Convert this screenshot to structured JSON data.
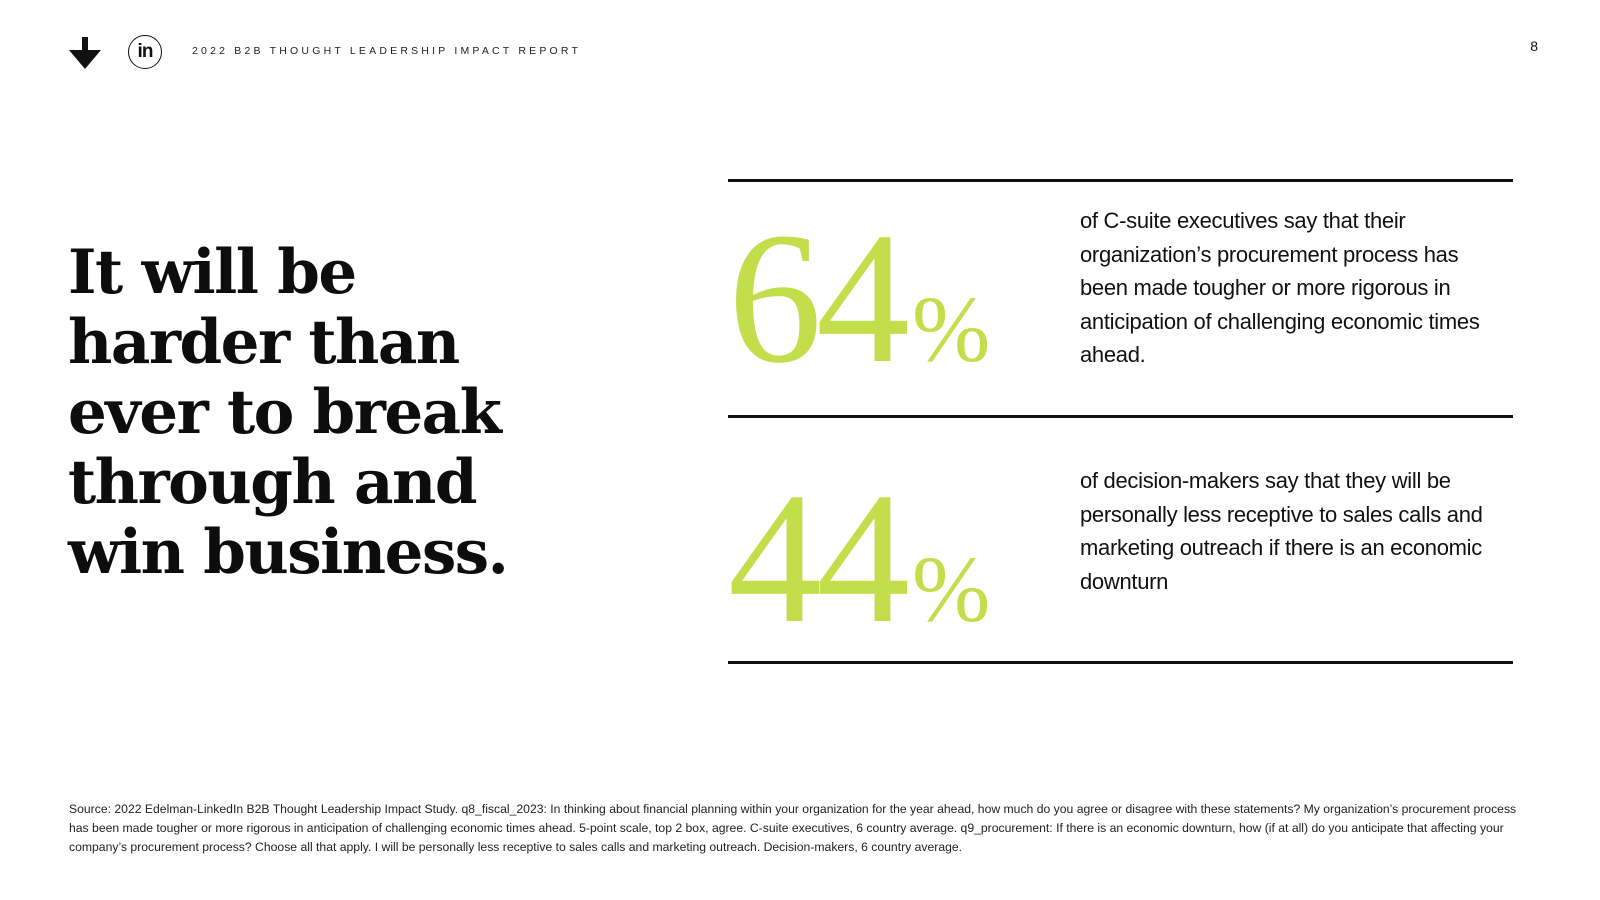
{
  "header": {
    "logo_icon": "arrow-down-right-icon",
    "social_icon": "linkedin-icon",
    "linkedin_glyph": "in",
    "report_title": "2022 B2B THOUGHT LEADERSHIP IMPACT REPORT",
    "page_number": "8"
  },
  "headline": "It will be harder than ever to break through and win business.",
  "stats": [
    {
      "value": "64",
      "unit": "%",
      "text": "of C-suite executives say that their organization’s procurement process has been made tougher or more rigorous in anticipation of challenging economic times ahead."
    },
    {
      "value": "44",
      "unit": "%",
      "text": "of decision-makers say that they will be personally less receptive to sales calls and marketing outreach if there is an economic downturn"
    }
  ],
  "source": "Source: 2022 Edelman-LinkedIn B2B Thought Leadership Impact Study. q8_fiscal_2023: In thinking about financial planning within your organization for the year ahead, how much do you agree or disagree with these statements? My organization’s procurement process has been made tougher or more rigorous in anticipation of challenging economic times ahead.  5-point scale, top 2 box, agree. C-suite executives, 6 country average. q9_procurement: If there is an economic downturn, how (if at all) do you anticipate that affecting your company’s procurement process? Choose all that apply. I will be personally less receptive to sales calls and marketing outreach. Decision-makers, 6 country average.",
  "colors": {
    "accent": "#c4dd4a",
    "text": "#111111",
    "background": "#ffffff"
  }
}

------------------------------------------------------------

| WHAT YOU WILL DO |
Every record is to be reproduced exactly, with no pictures included.

| FINISHED EXERCISE |
Convert this screenshot to structured JSON data.
{
  "header": {
    "logo_icon": "arrow-down-right-icon",
    "social_icon": "linkedin-icon",
    "linkedin_glyph": "in",
    "report_title": "2022 B2B THOUGHT LEADERSHIP IMPACT REPORT",
    "page_number": "8"
  },
  "headline": "It will be harder than ever to break through and win business.",
  "stats": [
    {
      "value": "64",
      "unit": "%",
      "text": "of C-suite executives say that their organization’s procurement process has been made tougher or more rigorous in anticipation of challenging economic times ahead."
    },
    {
      "value": "44",
      "unit": "%",
      "text": "of decision-makers say that they will be personally less receptive to sales calls and marketing outreach if there is an economic downturn"
    }
  ],
  "source": "Source: 2022 Edelman-LinkedIn B2B Thought Leadership Impact Study. q8_fiscal_2023: In thinking about financial planning within your organization for the year ahead, how much do you agree or disagree with these statements? My organization’s procurement process has been made tougher or more rigorous in anticipation of challenging economic times ahead.  5-point scale, top 2 box, agree. C-suite executives, 6 country average. q9_procurement: If there is an economic downturn, how (if at all) do you anticipate that affecting your company’s procurement process? Choose all that apply. I will be personally less receptive to sales calls and marketing outreach. Decision-makers, 6 country average.",
  "colors": {
    "accent": "#c4dd4a",
    "text": "#111111",
    "background": "#ffffff"
  }
}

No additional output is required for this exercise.